WRITTEN TASK:
Write out the full set of records below exactly.
──────────
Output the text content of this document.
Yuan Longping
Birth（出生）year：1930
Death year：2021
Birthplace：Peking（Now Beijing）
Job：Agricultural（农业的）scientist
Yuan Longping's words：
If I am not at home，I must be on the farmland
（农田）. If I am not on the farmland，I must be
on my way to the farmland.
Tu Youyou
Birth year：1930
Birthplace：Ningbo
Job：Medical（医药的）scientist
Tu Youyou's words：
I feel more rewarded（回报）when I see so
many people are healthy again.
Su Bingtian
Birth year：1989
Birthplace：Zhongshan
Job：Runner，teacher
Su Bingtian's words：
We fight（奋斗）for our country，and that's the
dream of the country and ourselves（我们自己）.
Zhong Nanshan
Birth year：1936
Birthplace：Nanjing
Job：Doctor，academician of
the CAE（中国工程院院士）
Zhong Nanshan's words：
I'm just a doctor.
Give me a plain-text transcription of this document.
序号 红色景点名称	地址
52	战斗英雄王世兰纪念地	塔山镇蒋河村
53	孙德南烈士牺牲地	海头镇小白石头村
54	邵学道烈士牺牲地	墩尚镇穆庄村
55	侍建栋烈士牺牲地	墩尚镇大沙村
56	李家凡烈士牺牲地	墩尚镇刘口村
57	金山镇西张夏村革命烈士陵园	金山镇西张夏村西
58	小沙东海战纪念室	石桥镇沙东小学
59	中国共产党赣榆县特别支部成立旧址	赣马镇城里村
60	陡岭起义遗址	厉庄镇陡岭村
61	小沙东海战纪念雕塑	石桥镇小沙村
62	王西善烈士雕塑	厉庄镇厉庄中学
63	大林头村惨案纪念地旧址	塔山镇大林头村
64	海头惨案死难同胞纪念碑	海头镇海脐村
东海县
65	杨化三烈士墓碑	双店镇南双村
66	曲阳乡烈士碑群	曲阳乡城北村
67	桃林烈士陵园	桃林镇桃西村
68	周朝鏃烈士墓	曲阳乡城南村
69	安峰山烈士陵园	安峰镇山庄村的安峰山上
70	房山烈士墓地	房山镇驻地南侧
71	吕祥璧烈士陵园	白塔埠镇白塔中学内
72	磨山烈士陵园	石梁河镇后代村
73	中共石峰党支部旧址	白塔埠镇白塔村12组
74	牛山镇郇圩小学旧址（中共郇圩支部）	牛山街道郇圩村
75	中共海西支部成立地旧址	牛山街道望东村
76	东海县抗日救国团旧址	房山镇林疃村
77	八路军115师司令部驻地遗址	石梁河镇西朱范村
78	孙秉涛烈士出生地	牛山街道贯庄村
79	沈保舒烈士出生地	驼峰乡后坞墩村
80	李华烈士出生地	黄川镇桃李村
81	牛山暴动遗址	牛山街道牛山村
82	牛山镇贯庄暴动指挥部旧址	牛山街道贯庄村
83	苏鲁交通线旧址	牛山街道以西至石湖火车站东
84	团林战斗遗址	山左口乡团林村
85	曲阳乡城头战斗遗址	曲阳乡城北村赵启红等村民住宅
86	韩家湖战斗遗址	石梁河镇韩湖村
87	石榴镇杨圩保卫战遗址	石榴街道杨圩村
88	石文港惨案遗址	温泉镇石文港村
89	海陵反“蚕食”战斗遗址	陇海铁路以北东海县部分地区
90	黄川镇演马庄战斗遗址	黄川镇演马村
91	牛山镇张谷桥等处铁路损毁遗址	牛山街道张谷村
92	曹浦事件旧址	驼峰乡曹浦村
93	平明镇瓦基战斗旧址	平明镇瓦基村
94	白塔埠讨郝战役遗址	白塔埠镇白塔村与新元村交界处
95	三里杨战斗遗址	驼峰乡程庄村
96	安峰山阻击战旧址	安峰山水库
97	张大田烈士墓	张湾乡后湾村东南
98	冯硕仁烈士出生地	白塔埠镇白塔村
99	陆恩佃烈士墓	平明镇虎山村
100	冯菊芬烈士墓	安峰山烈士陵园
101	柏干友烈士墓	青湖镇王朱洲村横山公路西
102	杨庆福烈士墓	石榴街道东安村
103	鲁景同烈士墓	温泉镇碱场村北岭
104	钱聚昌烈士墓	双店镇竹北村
──────────
THE COMPLETED TASK:
Output the text content of this document.
Yuan Longping
Birth（出生）year：1930
Death year：2021
Birthplace：Peking（Now Beijing）
Job：Agricultural（农业的）scientist
Yuan Longping's words：
If I am not at home，I must be on the farmland
（农田）. If I am not on the farmland，I must be
on my way to the farmland.
Tu Youyou
Birth year：1930
Birthplace：Ningbo
Job：Medical（医药的）scientist
Tu Youyou's words：
I feel more rewarded（回报）when I see so
many people are healthy again.
Su Bingtian
Birth year：1989
Birthplace：Zhongshan
Job：Runner，teacher
Su Bingtian's words：
We fight（奋斗）for our country，and that's the
dream of the country and ourselves（我们自己）.
Zhong Nanshan
Birth year：1936
Birthplace：Nanjing
Job：Doctor，academician of
the CAE（中国工程院院士）
Zhong Nanshan's words：
I'm just a doctor.
Give me a plain-text transcription of this document.
序号 红色景点名称	地址
52	战斗英雄王世兰纪念地	塔山镇蒋河村
53	孙德南烈士牺牲地	海头镇小白石头村
54	邵学道烈士牺牲地	墩尚镇穆庄村
55	侍建栋烈士牺牲地	墩尚镇大沙村
56	李家凡烈士牺牲地	墩尚镇刘口村
57	金山镇西张夏村革命烈士陵园	金山镇西张夏村西
58	小沙东海战纪念室	石桥镇沙东小学
59	中国共产党赣榆县特别支部成立旧址	赣马镇城里村
60	陡岭起义遗址	厉庄镇陡岭村
61	小沙东海战纪念雕塑	石桥镇小沙村
62	王西善烈士雕塑	厉庄镇厉庄中学
63	大林头村惨案纪念地旧址	塔山镇大林头村
64	海头惨案死难同胞纪念碑	海头镇海脐村
东海县
65	杨化三烈士墓碑	双店镇南双村
66	曲阳乡烈士碑群	曲阳乡城北村
67	桃林烈士陵园	桃林镇桃西村
68	周朝鏃烈士墓	曲阳乡城南村
69	安峰山烈士陵园	安峰镇山庄村的安峰山上
70	房山烈士墓地	房山镇驻地南侧
71	吕祥璧烈士陵园	白塔埠镇白塔中学内
72	磨山烈士陵园	石梁河镇后代村
73	中共石峰党支部旧址	白塔埠镇白塔村12组
74	牛山镇郇圩小学旧址（中共郇圩支部）	牛山街道郇圩村
75	中共海西支部成立地旧址	牛山街道望东村
76	东海县抗日救国团旧址	房山镇林疃村
77	八路军115师司令部驻地遗址	石梁河镇西朱范村
78	孙秉涛烈士出生地	牛山街道贯庄村
79	沈保舒烈士出生地	驼峰乡后坞墩村
80	李华烈士出生地	黄川镇桃李村
81	牛山暴动遗址	牛山街道牛山村
82	牛山镇贯庄暴动指挥部旧址	牛山街道贯庄村
83	苏鲁交通线旧址	牛山街道以西至石湖火车站东
84	团林战斗遗址	山左口乡团林村
85	曲阳乡城头战斗遗址	曲阳乡城北村赵启红等村民住宅
86	韩家湖战斗遗址	石梁河镇韩湖村
87	石榴镇杨圩保卫战遗址	石榴街道杨圩村
88	石文港惨案遗址	温泉镇石文港村
89	海陵反“蚕食”战斗遗址	陇海铁路以北东海县部分地区
90	黄川镇演马庄战斗遗址	黄川镇演马村
91	牛山镇张谷桥等处铁路损毁遗址	牛山街道张谷村
92	曹浦事件旧址	驼峰乡曹浦村
93	平明镇瓦基战斗旧址	平明镇瓦基村
94	白塔埠讨郝战役遗址	白塔埠镇白塔村与新元村交界处
95	三里杨战斗遗址	驼峰乡程庄村
96	安峰山阻击战旧址	安峰山水库
97	张大田烈士墓	张湾乡后湾村东南
98	冯硕仁烈士出生地	白塔埠镇白塔村
99	陆恩佃烈士墓	平明镇虎山村
100	冯菊芬烈士墓	安峰山烈士陵园
101	柏干友烈士墓	青湖镇王朱洲村横山公路西
102	杨庆福烈士墓	石榴街道东安村
103	鲁景同烈士墓	温泉镇碱场村北岭
104	钱聚昌烈士墓	双店镇竹北村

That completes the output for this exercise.